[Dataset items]
────

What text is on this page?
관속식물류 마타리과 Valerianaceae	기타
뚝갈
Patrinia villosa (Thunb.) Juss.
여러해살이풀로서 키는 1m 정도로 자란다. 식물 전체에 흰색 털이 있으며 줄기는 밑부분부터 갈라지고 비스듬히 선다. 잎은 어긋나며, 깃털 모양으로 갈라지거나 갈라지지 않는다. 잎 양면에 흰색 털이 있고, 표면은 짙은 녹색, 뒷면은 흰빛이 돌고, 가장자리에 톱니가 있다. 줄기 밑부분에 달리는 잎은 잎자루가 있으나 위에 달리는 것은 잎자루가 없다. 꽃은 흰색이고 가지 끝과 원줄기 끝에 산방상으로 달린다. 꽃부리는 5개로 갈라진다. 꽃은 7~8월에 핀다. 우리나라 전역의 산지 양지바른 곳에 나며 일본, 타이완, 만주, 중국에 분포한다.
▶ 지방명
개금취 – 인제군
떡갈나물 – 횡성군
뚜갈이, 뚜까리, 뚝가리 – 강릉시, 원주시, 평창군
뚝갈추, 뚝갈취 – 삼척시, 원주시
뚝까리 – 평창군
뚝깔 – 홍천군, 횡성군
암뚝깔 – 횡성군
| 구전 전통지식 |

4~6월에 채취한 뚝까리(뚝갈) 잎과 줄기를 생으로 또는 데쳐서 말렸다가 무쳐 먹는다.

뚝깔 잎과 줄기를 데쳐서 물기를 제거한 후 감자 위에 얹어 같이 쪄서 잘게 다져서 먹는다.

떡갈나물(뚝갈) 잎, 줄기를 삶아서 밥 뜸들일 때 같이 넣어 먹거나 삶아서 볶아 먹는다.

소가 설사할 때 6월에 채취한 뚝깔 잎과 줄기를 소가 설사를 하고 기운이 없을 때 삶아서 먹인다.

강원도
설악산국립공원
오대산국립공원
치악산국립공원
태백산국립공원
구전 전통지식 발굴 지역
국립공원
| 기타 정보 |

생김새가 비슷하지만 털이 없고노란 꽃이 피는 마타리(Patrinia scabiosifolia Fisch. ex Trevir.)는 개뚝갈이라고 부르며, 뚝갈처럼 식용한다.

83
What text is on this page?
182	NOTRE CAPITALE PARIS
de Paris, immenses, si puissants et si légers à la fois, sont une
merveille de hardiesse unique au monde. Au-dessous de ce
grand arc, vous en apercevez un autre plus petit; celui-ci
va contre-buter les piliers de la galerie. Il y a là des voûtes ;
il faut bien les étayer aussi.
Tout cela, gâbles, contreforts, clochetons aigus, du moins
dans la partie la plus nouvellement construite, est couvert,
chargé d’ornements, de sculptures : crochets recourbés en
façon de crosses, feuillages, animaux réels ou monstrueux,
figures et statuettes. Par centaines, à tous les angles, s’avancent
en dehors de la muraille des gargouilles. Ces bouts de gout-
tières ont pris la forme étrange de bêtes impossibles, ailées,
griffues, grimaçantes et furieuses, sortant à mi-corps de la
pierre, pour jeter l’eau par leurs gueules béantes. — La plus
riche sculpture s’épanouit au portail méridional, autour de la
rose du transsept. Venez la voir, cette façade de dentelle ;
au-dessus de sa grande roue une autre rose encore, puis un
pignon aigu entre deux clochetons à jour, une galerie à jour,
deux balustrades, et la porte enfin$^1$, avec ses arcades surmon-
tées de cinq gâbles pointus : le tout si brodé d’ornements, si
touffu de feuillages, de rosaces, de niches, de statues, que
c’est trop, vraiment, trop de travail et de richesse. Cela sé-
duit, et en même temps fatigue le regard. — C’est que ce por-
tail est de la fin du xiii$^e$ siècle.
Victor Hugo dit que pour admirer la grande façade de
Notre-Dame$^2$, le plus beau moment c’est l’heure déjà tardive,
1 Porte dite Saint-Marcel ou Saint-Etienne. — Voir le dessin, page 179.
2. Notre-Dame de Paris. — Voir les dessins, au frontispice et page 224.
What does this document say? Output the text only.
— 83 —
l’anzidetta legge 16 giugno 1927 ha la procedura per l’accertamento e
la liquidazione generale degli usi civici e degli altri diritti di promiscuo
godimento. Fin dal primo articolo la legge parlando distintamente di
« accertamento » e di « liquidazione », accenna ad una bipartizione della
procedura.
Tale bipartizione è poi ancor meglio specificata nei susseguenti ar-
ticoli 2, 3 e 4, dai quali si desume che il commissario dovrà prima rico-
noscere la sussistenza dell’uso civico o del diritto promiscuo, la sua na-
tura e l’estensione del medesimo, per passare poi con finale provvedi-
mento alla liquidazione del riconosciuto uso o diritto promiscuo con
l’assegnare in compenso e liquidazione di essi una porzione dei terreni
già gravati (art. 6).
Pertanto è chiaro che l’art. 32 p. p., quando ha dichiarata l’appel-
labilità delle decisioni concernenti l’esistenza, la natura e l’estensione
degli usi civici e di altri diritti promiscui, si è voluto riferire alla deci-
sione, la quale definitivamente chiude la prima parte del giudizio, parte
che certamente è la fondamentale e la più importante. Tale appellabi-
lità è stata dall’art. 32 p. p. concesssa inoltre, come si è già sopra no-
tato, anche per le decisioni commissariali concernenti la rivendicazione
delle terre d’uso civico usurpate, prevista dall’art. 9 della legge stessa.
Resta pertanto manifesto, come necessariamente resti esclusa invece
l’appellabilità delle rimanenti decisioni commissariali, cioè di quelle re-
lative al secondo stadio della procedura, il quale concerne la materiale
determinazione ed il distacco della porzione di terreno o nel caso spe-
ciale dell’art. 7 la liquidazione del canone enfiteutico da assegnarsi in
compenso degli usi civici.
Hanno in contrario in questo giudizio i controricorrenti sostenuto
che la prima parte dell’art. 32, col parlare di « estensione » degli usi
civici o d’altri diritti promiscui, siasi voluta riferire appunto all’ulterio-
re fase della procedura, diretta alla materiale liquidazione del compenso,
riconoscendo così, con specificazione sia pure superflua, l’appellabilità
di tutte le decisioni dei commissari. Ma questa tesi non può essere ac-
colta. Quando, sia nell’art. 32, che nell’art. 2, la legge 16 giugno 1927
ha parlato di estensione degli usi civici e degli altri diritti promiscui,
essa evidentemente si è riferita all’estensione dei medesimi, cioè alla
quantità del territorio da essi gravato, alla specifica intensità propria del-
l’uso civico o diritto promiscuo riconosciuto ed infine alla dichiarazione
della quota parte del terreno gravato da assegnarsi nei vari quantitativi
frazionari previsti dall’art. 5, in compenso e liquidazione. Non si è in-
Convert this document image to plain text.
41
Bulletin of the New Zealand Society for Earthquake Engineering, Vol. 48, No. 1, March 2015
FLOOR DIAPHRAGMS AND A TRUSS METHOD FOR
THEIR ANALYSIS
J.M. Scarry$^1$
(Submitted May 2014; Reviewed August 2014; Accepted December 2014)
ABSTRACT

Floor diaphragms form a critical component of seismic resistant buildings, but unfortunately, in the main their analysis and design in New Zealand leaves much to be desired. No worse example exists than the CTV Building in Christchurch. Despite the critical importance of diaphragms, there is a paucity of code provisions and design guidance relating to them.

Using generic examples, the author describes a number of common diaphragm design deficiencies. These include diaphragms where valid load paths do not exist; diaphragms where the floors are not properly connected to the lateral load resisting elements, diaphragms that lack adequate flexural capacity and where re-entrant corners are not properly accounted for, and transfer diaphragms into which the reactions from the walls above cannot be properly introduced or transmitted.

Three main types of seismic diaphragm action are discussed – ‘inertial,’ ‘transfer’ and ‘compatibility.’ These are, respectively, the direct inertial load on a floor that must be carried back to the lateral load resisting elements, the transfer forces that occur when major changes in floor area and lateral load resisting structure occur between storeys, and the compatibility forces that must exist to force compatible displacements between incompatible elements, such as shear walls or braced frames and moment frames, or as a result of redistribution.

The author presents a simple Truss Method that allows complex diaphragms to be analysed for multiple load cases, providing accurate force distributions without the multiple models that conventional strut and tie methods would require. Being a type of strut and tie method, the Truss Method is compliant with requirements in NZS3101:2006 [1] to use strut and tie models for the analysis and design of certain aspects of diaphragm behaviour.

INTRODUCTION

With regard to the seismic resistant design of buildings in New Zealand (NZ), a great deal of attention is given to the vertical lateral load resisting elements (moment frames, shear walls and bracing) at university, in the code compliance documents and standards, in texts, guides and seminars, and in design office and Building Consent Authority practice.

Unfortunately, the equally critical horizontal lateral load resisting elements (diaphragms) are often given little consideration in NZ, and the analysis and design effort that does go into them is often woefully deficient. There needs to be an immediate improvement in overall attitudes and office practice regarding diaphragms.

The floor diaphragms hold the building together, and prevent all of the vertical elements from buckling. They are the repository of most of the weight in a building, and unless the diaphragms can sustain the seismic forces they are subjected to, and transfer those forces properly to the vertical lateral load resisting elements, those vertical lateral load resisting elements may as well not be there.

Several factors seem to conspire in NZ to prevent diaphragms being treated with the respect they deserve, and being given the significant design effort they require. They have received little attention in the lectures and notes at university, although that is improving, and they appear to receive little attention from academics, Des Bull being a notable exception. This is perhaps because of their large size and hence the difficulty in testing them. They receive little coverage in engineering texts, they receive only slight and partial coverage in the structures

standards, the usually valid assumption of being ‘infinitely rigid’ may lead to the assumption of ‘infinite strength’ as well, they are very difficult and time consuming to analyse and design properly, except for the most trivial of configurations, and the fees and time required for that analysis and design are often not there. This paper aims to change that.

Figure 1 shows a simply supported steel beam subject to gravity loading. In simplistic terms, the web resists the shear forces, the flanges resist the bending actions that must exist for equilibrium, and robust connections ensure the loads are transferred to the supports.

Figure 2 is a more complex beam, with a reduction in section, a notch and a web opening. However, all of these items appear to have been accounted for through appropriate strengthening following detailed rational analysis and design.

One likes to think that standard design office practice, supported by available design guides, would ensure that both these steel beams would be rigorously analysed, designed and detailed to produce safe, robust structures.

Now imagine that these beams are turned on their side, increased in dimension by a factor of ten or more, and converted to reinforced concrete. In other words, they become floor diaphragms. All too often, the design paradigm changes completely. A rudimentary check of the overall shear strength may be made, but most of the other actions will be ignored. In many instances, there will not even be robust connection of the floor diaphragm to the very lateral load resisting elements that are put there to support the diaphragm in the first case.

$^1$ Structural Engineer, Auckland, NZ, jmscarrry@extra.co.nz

────

Problem description: Copy out all lines that carry the word "riconosciuto".

Finished task:
mento alla liquidazione del riconosciuto uso o diritto promiscuo con
l’uso civico o diritto promiscuo riconosciuto ed infine alla dichiarazione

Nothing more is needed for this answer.